» **DOCUMENT EXTRACT**
[START]

Windows 8 is up and running. It has lots and lots of new features, new user interface and an overall new feel. If you think “Well, this is awesome and I like Windows 8”, then the following tutorial won’t be of much help to you. On the other hand, if you think that Microsoft’s “new and improved” operating system is not the one for you (and I can honestly understand why not), then you might want to go back to Windows 7 (or Vista, which is a bad idea).

Recently, this became a problem for those who have bought computers or laptops produced by HP that came with the Windows 8 OEM installed. At that time, HP declared that they will not offer support for anyone who will downgrade to Windows 7 from Windows 8, thus creating quite a stir among the owners of HP computers. Much to their relief, HP has updated their policy and now users can downgrade to Windows 7 without voiding their warranty. Maybe other OEMs will follow HP’s example.

downgrade windows

Downgrading from Windows 8 to Windows 7

Microsoft allows users who own a copy of Windows 8 Pro to downgrade to an older version of Windows, be it 7 or Vista (downgrade to XP is not supported), as they had done with previous versions of Windows, as we can see from the Windows 8 license agreement:

Instead of using the Windows 8 Pro software, you may use one of the following earlier versions: Windows 7 Professional or Windows Vista Business.

Now that you have caught your breath knowing that you have the possibility to downgrade, let’s move on to the next step: how to downgrade to Windows 7 from Windows 8?

There is no easy way to do this, because Microsoft does not provide such a tool in any of their operating systems. Also, I have consulted with the Microsoft website and there is no information available on how to downgrade your Windows operating system. This means that only those who have OEM licenses of Windows 8 can downgrade to Windows 7, but the downgrade must be done by the computer manufacturer. If you only bought a retail version of Windows 8,  you are left with one option: buy a copy of Windows 7 (if you do not have one yet) and install it on your computer.

Installing Windows 7 over Windows 8

If you are installing a new OS on your device, there are a few steps you must undergo before starting. First of all, determine if there is any information on your C: partition that you want to keep. If so, copy it on your other partitions/cloud service/external drive. Also, just to be safe, you can make a disk image of your C: drive as a backup, just in case you will encounter errors and need to revert to Windows 8. After saving all your files, you can continue by making a boot-able drive with Windows 7. For this, you will need the .ISO image file of Windows 7 and a DVD or USB flash drive (the flash drive must have at least 8GB ).

[END]

» **DATA BLOCK**
[START]

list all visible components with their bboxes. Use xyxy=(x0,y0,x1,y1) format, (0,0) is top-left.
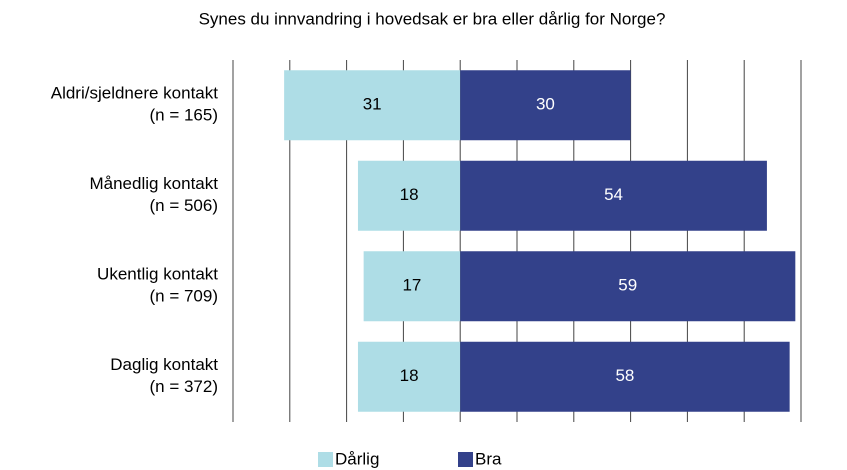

[END]

» **CHALLENGE 1**
In the Windows downgrade article, reproduce the passage starting with "There is no easy" and going on through "on your computer.".
» **CHALLENGE 2**
According to the Windows downgrade article, where can you copy information from the C: partition that you want to keep before installing a new OS? List every place it names.
» **CHALLENGE 3**
In the Windows downgrade article, what is the minimum capacity a USB flash drive must have for making a bootable Windows 7 drive?

» **CORRECT ANSWER 1**
There is no easy way to do this, because Microsoft does not provide such a tool in any of their operating systems. Also, I have consulted with the Microsoft website and there is no information available on how to downgrade your Windows operating system. This means that only those who have OEM licenses of Windows 8 can downgrade to Windows 7, but the downgrade must be done by the computer manufacturer. If you only bought a retail version of Windows 8,  you are left with one option: buy a copy of Windows 7 (if you do not have one yet) and install it on your computer.

» **CORRECT ANSWER 2**
- Other partitions
- A cloud service
- An external drive

» **CORRECT ANSWER 3**
At least 8GB.